- Short problem -
From the entries below, gather each line containing the word "What".

- Dataset extract -
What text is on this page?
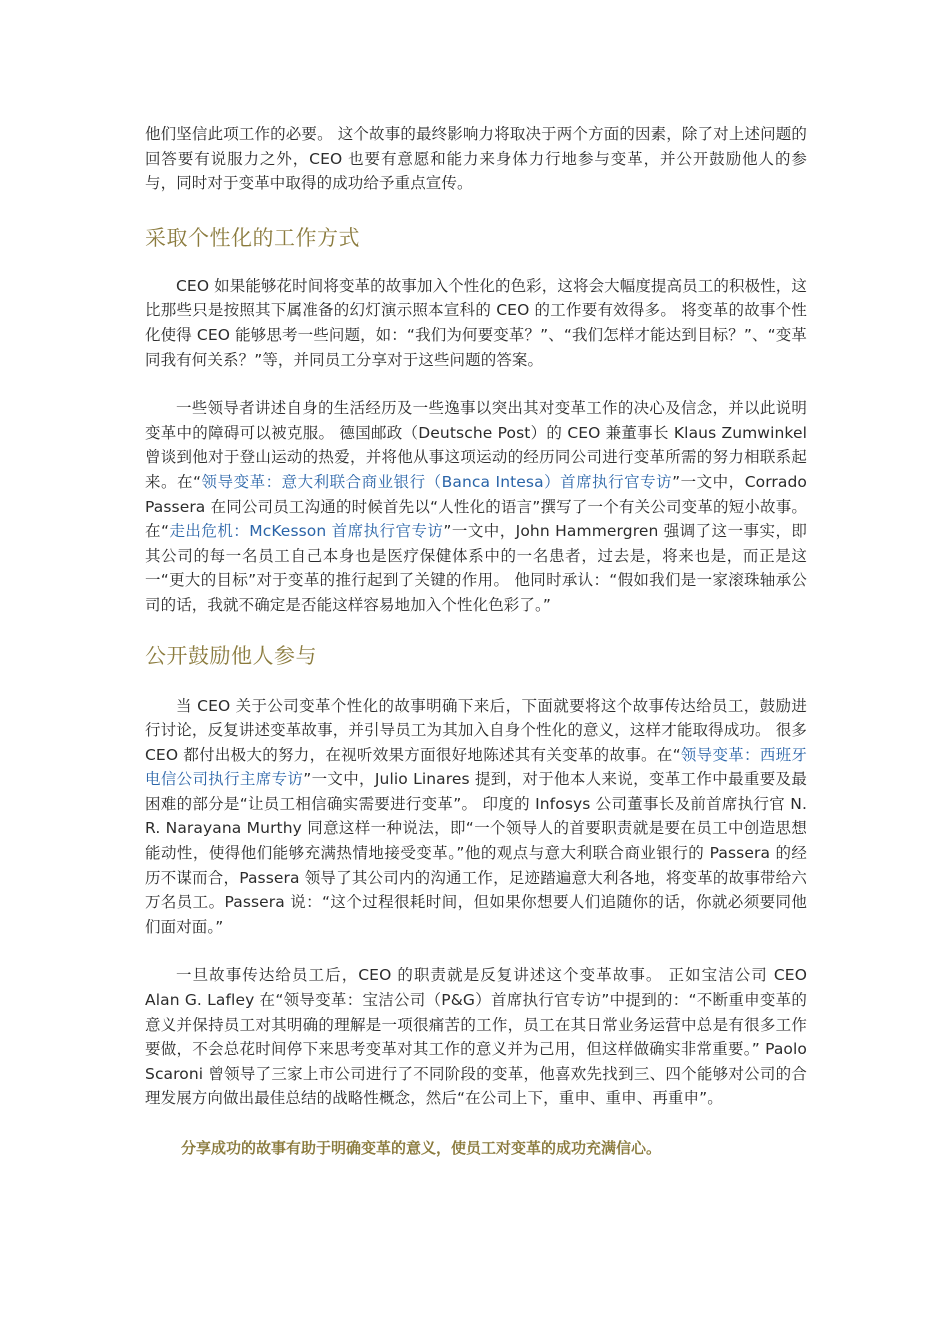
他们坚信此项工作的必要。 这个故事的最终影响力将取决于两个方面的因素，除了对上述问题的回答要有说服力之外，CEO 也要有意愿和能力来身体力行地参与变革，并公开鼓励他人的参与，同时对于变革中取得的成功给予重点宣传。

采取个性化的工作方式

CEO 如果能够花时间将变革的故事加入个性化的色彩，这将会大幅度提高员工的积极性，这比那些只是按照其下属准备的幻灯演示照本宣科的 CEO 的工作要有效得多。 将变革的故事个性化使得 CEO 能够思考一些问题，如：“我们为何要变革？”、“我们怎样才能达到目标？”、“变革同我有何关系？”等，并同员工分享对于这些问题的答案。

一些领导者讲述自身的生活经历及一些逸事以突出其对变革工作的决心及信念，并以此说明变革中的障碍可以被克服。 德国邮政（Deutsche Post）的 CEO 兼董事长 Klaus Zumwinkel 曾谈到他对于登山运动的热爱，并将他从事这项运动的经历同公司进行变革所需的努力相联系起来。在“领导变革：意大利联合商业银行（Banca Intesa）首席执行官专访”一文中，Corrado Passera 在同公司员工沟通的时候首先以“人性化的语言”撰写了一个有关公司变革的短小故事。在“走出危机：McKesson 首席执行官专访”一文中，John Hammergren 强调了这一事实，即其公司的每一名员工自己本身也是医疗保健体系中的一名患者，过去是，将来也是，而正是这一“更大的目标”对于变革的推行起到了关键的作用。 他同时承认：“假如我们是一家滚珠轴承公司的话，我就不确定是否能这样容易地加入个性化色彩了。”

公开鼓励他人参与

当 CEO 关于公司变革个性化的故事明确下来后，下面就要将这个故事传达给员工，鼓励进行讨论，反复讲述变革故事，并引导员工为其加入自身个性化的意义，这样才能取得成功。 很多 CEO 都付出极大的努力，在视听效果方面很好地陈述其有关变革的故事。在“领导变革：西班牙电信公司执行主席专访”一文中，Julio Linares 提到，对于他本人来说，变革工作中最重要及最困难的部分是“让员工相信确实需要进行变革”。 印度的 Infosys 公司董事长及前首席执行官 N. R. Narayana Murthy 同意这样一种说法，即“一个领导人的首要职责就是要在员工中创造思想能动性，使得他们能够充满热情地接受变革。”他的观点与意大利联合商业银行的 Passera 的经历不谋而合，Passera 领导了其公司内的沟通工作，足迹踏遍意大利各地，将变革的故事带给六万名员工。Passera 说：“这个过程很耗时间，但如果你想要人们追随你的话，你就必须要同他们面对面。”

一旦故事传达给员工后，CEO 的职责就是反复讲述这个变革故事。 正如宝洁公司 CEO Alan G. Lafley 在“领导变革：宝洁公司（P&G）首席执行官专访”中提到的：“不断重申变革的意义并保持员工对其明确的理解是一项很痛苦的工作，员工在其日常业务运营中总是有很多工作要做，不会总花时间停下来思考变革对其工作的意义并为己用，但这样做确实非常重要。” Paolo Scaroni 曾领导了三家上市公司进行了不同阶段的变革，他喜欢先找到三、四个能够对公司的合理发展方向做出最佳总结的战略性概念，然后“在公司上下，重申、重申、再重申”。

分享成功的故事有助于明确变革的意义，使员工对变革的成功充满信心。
==
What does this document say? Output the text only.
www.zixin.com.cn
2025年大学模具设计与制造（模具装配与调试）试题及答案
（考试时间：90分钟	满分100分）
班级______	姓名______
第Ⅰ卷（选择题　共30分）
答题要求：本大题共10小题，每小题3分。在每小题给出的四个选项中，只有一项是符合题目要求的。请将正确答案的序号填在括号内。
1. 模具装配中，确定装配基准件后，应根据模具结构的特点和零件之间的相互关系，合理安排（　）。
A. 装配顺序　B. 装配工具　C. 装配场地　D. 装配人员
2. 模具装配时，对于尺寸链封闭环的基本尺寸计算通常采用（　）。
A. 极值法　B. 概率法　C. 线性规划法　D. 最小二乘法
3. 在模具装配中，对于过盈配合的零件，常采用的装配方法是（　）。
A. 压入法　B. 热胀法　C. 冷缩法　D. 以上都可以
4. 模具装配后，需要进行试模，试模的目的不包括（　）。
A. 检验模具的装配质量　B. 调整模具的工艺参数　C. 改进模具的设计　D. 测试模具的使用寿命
==
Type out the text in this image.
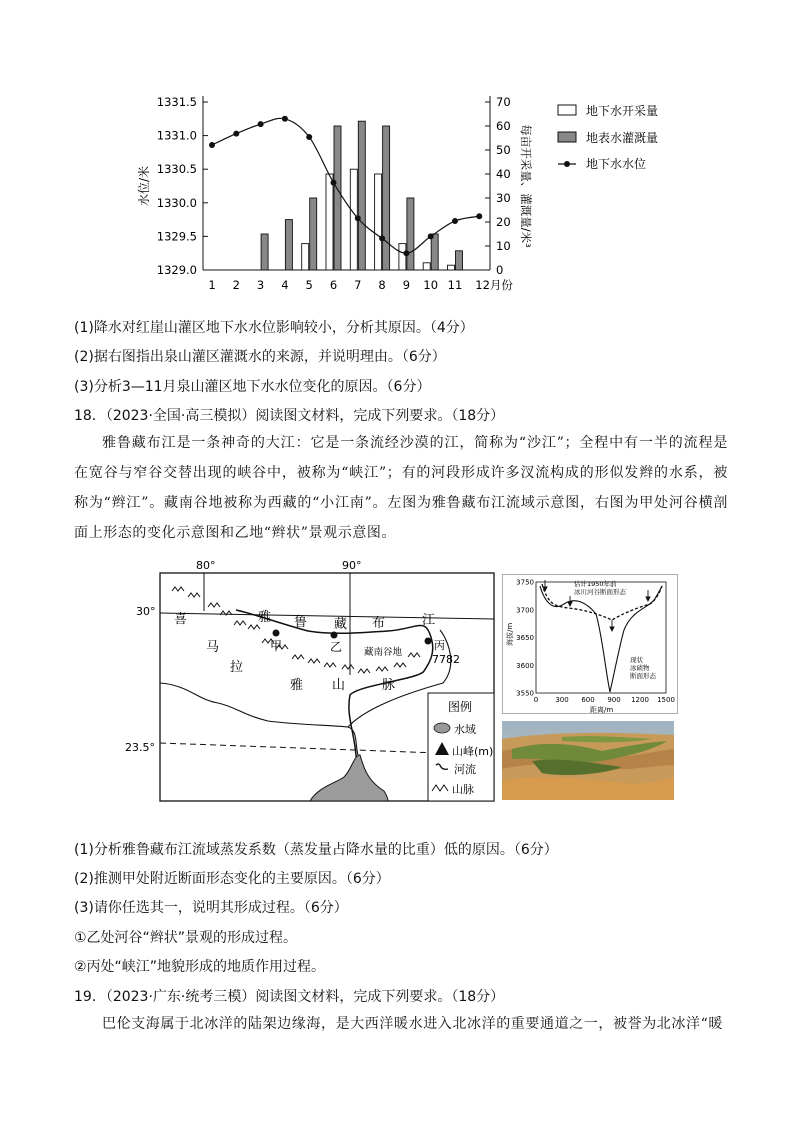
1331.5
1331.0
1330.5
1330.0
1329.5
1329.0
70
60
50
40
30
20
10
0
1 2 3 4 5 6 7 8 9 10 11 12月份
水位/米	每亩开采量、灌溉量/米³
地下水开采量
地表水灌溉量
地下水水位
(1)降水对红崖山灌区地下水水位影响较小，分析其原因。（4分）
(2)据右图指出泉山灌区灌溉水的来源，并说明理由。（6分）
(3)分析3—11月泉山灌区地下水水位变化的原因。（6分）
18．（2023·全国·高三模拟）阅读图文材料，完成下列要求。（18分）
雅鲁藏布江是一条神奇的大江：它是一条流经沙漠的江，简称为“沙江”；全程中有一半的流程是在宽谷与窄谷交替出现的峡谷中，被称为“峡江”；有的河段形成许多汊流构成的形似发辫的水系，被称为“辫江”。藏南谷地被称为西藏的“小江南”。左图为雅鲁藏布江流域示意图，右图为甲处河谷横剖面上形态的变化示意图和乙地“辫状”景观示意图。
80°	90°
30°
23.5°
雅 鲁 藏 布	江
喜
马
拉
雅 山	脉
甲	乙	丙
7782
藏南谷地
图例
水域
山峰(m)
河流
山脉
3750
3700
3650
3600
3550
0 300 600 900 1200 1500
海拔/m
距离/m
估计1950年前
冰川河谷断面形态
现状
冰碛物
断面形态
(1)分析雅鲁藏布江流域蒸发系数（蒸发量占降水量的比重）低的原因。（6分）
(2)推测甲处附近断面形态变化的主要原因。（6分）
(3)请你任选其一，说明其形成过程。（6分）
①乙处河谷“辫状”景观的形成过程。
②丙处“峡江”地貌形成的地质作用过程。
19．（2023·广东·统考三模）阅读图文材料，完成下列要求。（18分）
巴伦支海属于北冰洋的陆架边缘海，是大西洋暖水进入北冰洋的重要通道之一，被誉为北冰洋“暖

- Output below -
What text is on this page?
What does this document say? Output the text only.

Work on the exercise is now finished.